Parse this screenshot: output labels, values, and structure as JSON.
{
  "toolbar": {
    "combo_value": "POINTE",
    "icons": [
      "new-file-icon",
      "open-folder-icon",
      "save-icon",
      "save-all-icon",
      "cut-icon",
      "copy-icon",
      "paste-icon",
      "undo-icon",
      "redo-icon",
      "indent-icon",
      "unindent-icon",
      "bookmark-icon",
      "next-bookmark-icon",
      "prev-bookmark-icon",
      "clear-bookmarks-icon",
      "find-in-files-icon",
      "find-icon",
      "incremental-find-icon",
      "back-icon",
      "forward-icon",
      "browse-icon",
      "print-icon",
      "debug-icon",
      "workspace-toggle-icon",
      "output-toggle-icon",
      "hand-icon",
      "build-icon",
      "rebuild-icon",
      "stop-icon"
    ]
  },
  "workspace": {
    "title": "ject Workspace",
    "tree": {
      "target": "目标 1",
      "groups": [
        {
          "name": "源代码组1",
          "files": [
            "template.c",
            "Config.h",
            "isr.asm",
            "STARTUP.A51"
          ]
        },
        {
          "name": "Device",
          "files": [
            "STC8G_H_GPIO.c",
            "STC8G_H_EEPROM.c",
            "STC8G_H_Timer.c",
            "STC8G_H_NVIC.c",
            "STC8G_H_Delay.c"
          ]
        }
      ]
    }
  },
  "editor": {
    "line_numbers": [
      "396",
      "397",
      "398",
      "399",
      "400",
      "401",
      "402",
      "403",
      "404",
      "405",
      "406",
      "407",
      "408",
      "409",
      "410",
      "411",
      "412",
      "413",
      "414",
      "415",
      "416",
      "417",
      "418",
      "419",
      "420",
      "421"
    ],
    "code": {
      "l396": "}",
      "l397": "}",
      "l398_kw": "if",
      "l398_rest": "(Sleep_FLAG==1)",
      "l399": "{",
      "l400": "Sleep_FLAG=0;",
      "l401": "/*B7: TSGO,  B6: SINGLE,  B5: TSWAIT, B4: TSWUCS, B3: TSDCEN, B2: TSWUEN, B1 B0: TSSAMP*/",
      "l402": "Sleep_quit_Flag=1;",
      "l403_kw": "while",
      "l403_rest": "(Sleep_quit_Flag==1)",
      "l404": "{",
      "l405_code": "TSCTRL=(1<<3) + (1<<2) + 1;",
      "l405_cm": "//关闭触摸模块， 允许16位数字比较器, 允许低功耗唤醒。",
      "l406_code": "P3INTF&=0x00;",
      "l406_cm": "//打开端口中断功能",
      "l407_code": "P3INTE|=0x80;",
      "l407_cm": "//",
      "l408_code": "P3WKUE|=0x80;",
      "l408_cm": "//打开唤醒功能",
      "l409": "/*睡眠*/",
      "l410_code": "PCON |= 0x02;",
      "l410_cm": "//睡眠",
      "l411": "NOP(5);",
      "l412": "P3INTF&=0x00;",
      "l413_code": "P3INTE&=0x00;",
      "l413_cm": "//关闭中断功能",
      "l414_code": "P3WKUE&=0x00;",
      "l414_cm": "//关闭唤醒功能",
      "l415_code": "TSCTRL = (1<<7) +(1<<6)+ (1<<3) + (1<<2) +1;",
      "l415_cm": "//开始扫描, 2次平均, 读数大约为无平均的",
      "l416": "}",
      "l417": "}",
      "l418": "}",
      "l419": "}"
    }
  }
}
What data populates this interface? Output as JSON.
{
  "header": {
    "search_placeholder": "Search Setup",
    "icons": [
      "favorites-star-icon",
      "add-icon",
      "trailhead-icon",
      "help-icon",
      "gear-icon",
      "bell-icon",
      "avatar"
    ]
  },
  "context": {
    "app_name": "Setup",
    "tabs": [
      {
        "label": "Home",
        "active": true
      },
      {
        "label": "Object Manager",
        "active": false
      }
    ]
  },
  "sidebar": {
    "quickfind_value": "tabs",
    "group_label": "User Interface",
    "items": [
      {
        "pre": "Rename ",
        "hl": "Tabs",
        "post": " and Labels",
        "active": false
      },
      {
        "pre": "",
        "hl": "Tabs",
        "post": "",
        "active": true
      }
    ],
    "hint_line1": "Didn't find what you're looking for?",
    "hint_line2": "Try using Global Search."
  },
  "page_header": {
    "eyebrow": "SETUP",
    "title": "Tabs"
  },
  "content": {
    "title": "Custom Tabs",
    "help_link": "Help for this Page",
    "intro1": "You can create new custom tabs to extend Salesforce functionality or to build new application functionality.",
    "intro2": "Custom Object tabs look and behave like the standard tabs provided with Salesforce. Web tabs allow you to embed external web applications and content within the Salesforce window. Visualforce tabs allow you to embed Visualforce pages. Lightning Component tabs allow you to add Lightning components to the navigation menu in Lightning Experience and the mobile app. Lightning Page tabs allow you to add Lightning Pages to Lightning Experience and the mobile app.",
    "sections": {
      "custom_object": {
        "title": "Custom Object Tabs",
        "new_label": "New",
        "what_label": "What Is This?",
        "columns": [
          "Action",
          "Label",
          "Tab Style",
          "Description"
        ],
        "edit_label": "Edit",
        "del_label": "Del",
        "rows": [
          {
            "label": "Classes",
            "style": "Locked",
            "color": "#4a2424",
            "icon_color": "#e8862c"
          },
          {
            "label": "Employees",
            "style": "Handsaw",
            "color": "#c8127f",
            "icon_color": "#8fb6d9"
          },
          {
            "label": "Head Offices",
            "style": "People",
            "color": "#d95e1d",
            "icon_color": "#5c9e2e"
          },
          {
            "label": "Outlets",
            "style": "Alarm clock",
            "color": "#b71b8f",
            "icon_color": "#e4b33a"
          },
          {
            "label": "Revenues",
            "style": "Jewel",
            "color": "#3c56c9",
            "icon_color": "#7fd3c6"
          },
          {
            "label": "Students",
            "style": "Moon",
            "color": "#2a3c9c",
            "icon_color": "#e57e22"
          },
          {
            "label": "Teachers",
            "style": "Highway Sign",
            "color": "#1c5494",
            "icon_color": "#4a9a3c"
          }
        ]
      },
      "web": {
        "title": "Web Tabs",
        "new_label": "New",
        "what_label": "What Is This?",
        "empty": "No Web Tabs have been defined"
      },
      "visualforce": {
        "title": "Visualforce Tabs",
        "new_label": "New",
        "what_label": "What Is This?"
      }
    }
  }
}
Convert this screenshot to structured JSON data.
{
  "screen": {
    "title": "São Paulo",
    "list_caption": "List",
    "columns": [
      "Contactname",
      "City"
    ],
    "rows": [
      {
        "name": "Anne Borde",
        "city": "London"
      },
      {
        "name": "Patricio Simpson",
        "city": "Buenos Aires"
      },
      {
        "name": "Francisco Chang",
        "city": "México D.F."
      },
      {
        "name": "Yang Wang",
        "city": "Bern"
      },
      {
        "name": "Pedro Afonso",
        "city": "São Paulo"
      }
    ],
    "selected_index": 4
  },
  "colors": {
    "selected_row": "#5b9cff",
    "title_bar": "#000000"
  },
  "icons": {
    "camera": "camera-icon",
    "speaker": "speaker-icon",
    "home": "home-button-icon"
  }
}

******

▶ **THE TASK**
Exactly as shown above, return every record.

▶ **COMPLETE OUTPUT**
Parse this screenshot: output labels, values, and structure as JSON.
{
  "toolbar": {
    "combo_value": "POINTE",
    "icons": [
      "new-file-icon",
      "open-folder-icon",
      "save-icon",
      "save-all-icon",
      "cut-icon",
      "copy-icon",
      "paste-icon",
      "undo-icon",
      "redo-icon",
      "indent-icon",
      "unindent-icon",
      "bookmark-icon",
      "next-bookmark-icon",
      "prev-bookmark-icon",
      "clear-bookmarks-icon",
      "find-in-files-icon",
      "find-icon",
      "incremental-find-icon",
      "back-icon",
      "forward-icon",
      "browse-icon",
      "print-icon",
      "debug-icon",
      "workspace-toggle-icon",
      "output-toggle-icon",
      "hand-icon",
      "build-icon",
      "rebuild-icon",
      "stop-icon"
    ]
  },
  "workspace": {
    "title": "ject Workspace",
    "tree": {
      "target": "目标 1",
      "groups": [
        {
          "name": "源代码组1",
          "files": [
            "template.c",
            "Config.h",
            "isr.asm",
            "STARTUP.A51"
          ]
        },
        {
          "name": "Device",
          "files": [
            "STC8G_H_GPIO.c",
            "STC8G_H_EEPROM.c",
            "STC8G_H_Timer.c",
            "STC8G_H_NVIC.c",
            "STC8G_H_Delay.c"
          ]
        }
      ]
    }
  },
  "editor": {
    "line_numbers": [
      "396",
      "397",
      "398",
      "399",
      "400",
      "401",
      "402",
      "403",
      "404",
      "405",
      "406",
      "407",
      "408",
      "409",
      "410",
      "411",
      "412",
      "413",
      "414",
      "415",
      "416",
      "417",
      "418",
      "419",
      "420",
      "421"
    ],
    "code": {
      "l396": "}",
      "l397": "}",
      "l398_kw": "if",
      "l398_rest": "(Sleep_FLAG==1)",
      "l399": "{",
      "l400": "Sleep_FLAG=0;",
      "l401": "/*B7: TSGO,  B6: SINGLE,  B5: TSWAIT, B4: TSWUCS, B3: TSDCEN, B2: TSWUEN, B1 B0: TSSAMP*/",
      "l402": "Sleep_quit_Flag=1;",
      "l403_kw": "while",
      "l403_rest": "(Sleep_quit_Flag==1)",
      "l404": "{",
      "l405_code": "TSCTRL=(1<<3) + (1<<2) + 1;",
      "l405_cm": "//关闭触摸模块， 允许16位数字比较器, 允许低功耗唤醒。",
      "l406_code": "P3INTF&=0x00;",
      "l406_cm": "//打开端口中断功能",
      "l407_code": "P3INTE|=0x80;",
      "l407_cm": "//",
      "l408_code": "P3WKUE|=0x80;",
      "l408_cm": "//打开唤醒功能",
      "l409": "/*睡眠*/",
      "l410_code": "PCON |= 0x02;",
      "l410_cm": "//睡眠",
      "l411": "NOP(5);",
      "l412": "P3INTF&=0x00;",
      "l413_code": "P3INTE&=0x00;",
      "l413_cm": "//关闭中断功能",
      "l414_code": "P3WKUE&=0x00;",
      "l414_cm": "//关闭唤醒功能",
      "l415_code": "TSCTRL = (1<<7) +(1<<6)+ (1<<3) + (1<<2) +1;",
      "l415_cm": "//开始扫描, 2次平均, 读数大约为无平均的",
      "l416": "}",
      "l417": "}",
      "l418": "}",
      "l419": "}"
    }
  }
}
What data populates this interface? Output as JSON.
{
  "header": {
    "search_placeholder": "Search Setup",
    "icons": [
      "favorites-star-icon",
      "add-icon",
      "trailhead-icon",
      "help-icon",
      "gear-icon",
      "bell-icon",
      "avatar"
    ]
  },
  "context": {
    "app_name": "Setup",
    "tabs": [
      {
        "label": "Home",
        "active": true
      },
      {
        "label": "Object Manager",
        "active": false
      }
    ]
  },
  "sidebar": {
    "quickfind_value": "tabs",
    "group_label": "User Interface",
    "items": [
      {
        "pre": "Rename ",
        "hl": "Tabs",
        "post": " and Labels",
        "active": false
      },
      {
        "pre": "",
        "hl": "Tabs",
        "post": "",
        "active": true
      }
    ],
    "hint_line1": "Didn't find what you're looking for?",
    "hint_line2": "Try using Global Search."
  },
  "page_header": {
    "eyebrow": "SETUP",
    "title": "Tabs"
  },
  "content": {
    "title": "Custom Tabs",
    "help_link": "Help for this Page",
    "intro1": "You can create new custom tabs to extend Salesforce functionality or to build new application functionality.",
    "intro2": "Custom Object tabs look and behave like the standard tabs provided with Salesforce. Web tabs allow you to embed external web applications and content within the Salesforce window. Visualforce tabs allow you to embed Visualforce pages. Lightning Component tabs allow you to add Lightning components to the navigation menu in Lightning Experience and the mobile app. Lightning Page tabs allow you to add Lightning Pages to Lightning Experience and the mobile app.",
    "sections": {
      "custom_object": {
        "title": "Custom Object Tabs",
        "new_label": "New",
        "what_label": "What Is This?",
        "columns": [
          "Action",
          "Label",
          "Tab Style",
          "Description"
        ],
        "edit_label": "Edit",
        "del_label": "Del",
        "rows": [
          {
            "label": "Classes",
            "style": "Locked",
            "color": "#4a2424",
            "icon_color": "#e8862c"
          },
          {
            "label": "Employees",
            "style": "Handsaw",
            "color": "#c8127f",
            "icon_color": "#8fb6d9"
          },
          {
            "label": "Head Offices",
            "style": "People",
            "color": "#d95e1d",
            "icon_color": "#5c9e2e"
          },
          {
            "label": "Outlets",
            "style": "Alarm clock",
            "color": "#b71b8f",
            "icon_color": "#e4b33a"
          },
          {
            "label": "Revenues",
            "style": "Jewel",
            "color": "#3c56c9",
            "icon_color": "#7fd3c6"
          },
          {
            "label": "Students",
            "style": "Moon",
            "color": "#2a3c9c",
            "icon_color": "#e57e22"
          },
          {
            "label": "Teachers",
            "style": "Highway Sign",
            "color": "#1c5494",
            "icon_color": "#4a9a3c"
          }
        ]
      },
      "web": {
        "title": "Web Tabs",
        "new_label": "New",
        "what_label": "What Is This?",
        "empty": "No Web Tabs have been defined"
      },
      "visualforce": {
        "title": "Visualforce Tabs",
        "new_label": "New",
        "what_label": "What Is This?"
      }
    }
  }
}
Convert this screenshot to structured JSON data.
{
  "screen": {
    "title": "São Paulo",
    "list_caption": "List",
    "columns": [
      "Contactname",
      "City"
    ],
    "rows": [
      {
        "name": "Anne Borde",
        "city": "London"
      },
      {
        "name": "Patricio Simpson",
        "city": "Buenos Aires"
      },
      {
        "name": "Francisco Chang",
        "city": "México D.F."
      },
      {
        "name": "Yang Wang",
        "city": "Bern"
      },
      {
        "name": "Pedro Afonso",
        "city": "São Paulo"
      }
    ],
    "selected_index": 4
  },
  "colors": {
    "selected_row": "#5b9cff",
    "title_bar": "#000000"
  },
  "icons": {
    "camera": "camera-icon",
    "speaker": "speaker-icon",
    "home": "home-button-icon"
  }
}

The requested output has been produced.